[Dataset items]
==================================================

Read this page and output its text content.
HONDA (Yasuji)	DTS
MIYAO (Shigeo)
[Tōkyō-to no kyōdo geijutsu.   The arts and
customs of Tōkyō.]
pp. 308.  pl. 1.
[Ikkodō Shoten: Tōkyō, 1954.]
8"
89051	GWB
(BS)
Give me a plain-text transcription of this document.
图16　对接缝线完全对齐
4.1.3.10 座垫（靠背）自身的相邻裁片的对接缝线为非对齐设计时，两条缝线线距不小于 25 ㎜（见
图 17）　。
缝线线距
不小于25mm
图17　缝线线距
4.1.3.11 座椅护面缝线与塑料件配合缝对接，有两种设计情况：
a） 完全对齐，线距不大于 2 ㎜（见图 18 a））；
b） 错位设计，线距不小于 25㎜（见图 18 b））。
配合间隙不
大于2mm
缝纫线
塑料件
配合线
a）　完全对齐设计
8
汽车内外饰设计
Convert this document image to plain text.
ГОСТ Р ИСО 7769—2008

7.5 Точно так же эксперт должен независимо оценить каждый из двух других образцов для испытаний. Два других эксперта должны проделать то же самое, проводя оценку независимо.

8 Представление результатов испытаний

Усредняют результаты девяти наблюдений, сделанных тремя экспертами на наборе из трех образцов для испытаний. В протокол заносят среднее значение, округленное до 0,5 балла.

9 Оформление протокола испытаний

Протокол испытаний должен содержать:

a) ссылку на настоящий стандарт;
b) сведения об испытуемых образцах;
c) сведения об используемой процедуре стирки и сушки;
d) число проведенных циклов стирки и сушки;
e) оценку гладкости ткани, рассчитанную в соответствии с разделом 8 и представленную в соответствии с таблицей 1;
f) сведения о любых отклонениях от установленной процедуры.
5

==================================================

The problem —
Above are the records; retype them all without a single difference.

Expected answer —
Read this page and output its text content.
HONDA (Yasuji)	DTS
MIYAO (Shigeo)
[Tōkyō-to no kyōdo geijutsu.   The arts and
customs of Tōkyō.]
pp. 308.  pl. 1.
[Ikkodō Shoten: Tōkyō, 1954.]
8"
89051	GWB
(BS)
Give me a plain-text transcription of this document.
图16　对接缝线完全对齐
4.1.3.10 座垫（靠背）自身的相邻裁片的对接缝线为非对齐设计时，两条缝线线距不小于 25 ㎜（见
图 17）　。
缝线线距
不小于25mm
图17　缝线线距
4.1.3.11 座椅护面缝线与塑料件配合缝对接，有两种设计情况：
a） 完全对齐，线距不大于 2 ㎜（见图 18 a））；
b） 错位设计，线距不小于 25㎜（见图 18 b））。
配合间隙不
大于2mm
缝纫线
塑料件
配合线
a）　完全对齐设计
8
汽车内外饰设计
Convert this document image to plain text.
ГОСТ Р ИСО 7769—2008

7.5 Точно так же эксперт должен независимо оценить каждый из двух других образцов для испытаний. Два других эксперта должны проделать то же самое, проводя оценку независимо.

8 Представление результатов испытаний

Усредняют результаты девяти наблюдений, сделанных тремя экспертами на наборе из трех образцов для испытаний. В протокол заносят среднее значение, округленное до 0,5 балла.

9 Оформление протокола испытаний

Протокол испытаний должен содержать:

a) ссылку на настоящий стандарт;
b) сведения об испытуемых образцах;
c) сведения об используемой процедуре стирки и сушки;
d) число проведенных циклов стирки и сушки;
e) оценку гладкости ткани, рассчитанную в соответствии с разделом 8 и представленную в соответствии с таблицей 1;
f) сведения о любых отклонениях от установленной процедуры.
5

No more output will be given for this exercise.